GIVEN PROBLEM ▸ Repeat the entries that follow verbatim, without any of their pictures.

SOURCE MATERIAL ▸
╔══
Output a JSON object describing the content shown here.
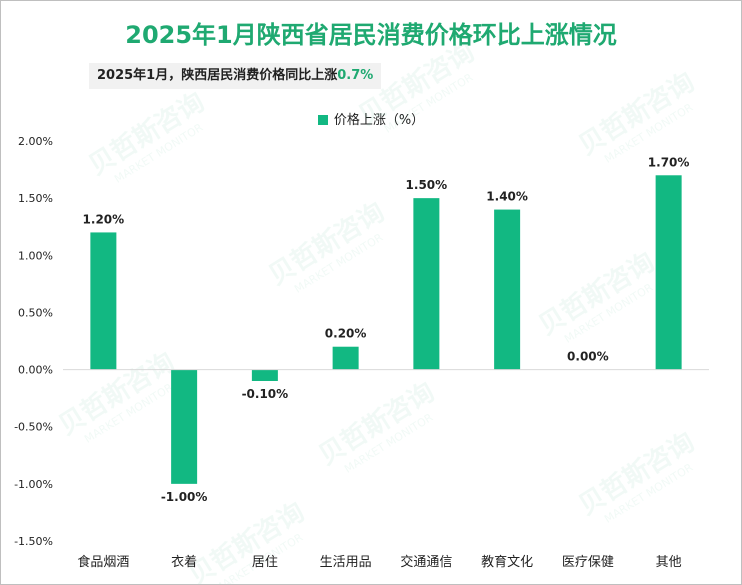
{
  "chart_data": {
    "type": "bar",
    "title": "2025年1月陕西省居民消费价格环比上涨情况",
    "subtitle": "2025年1月，陕西居民消费价格同比上涨",
    "subtitle_highlight": "0.7%",
    "legend": [
      "价格上涨（%）"
    ],
    "legend_position": "top-center",
    "categories": [
      "食品烟酒",
      "衣着",
      "居住",
      "生活用品",
      "交通通信",
      "教育文化",
      "医疗保健",
      "其他"
    ],
    "series": [
      {
        "name": "价格上涨（%）",
        "values": [
          1.2,
          -1.0,
          -0.1,
          0.2,
          1.5,
          1.4,
          0.0,
          1.7
        ]
      }
    ],
    "data_labels": [
      "1.20%",
      "-1.00%",
      "-0.10%",
      "0.20%",
      "1.50%",
      "1.40%",
      "0.00%",
      "1.70%"
    ],
    "yticks": [
      2.0,
      1.5,
      1.0,
      0.5,
      0.0,
      -0.5,
      -1.0,
      -1.5
    ],
    "ytick_labels": [
      "2.00%",
      "1.50%",
      "1.00%",
      "0.50%",
      "0.00%",
      "-0.50%",
      "-1.00%",
      "-1.50%"
    ],
    "ylim": [
      -1.5,
      2.0
    ],
    "xlabel": "",
    "ylabel": "",
    "grid": false
  },
  "colors": {
    "bar": "#12b882",
    "title": "#1fa971",
    "axis": "#d9d9d9",
    "text": "#222222"
  },
  "watermark": {
    "brand": "贝哲斯咨询",
    "sub": "MARKET MONITOR"
  }
}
╚══
ANSWER TO THIS TASK ▸
Output a JSON object describing the content shown here.
{
  "chart_data": {
    "type": "bar",
    "title": "2025年1月陕西省居民消费价格环比上涨情况",
    "subtitle": "2025年1月，陕西居民消费价格同比上涨",
    "subtitle_highlight": "0.7%",
    "legend": [
      "价格上涨（%）"
    ],
    "legend_position": "top-center",
    "categories": [
      "食品烟酒",
      "衣着",
      "居住",
      "生活用品",
      "交通通信",
      "教育文化",
      "医疗保健",
      "其他"
    ],
    "series": [
      {
        "name": "价格上涨（%）",
        "values": [
          1.2,
          -1.0,
          -0.1,
          0.2,
          1.5,
          1.4,
          0.0,
          1.7
        ]
      }
    ],
    "data_labels": [
      "1.20%",
      "-1.00%",
      "-0.10%",
      "0.20%",
      "1.50%",
      "1.40%",
      "0.00%",
      "1.70%"
    ],
    "yticks": [
      2.0,
      1.5,
      1.0,
      0.5,
      0.0,
      -0.5,
      -1.0,
      -1.5
    ],
    "ytick_labels": [
      "2.00%",
      "1.50%",
      "1.00%",
      "0.50%",
      "0.00%",
      "-0.50%",
      "-1.00%",
      "-1.50%"
    ],
    "ylim": [
      -1.5,
      2.0
    ],
    "xlabel": "",
    "ylabel": "",
    "grid": false
  },
  "colors": {
    "bar": "#12b882",
    "title": "#1fa971",
    "axis": "#d9d9d9",
    "text": "#222222"
  },
  "watermark": {
    "brand": "贝哲斯咨询",
    "sub": "MARKET MONITOR"
  }
}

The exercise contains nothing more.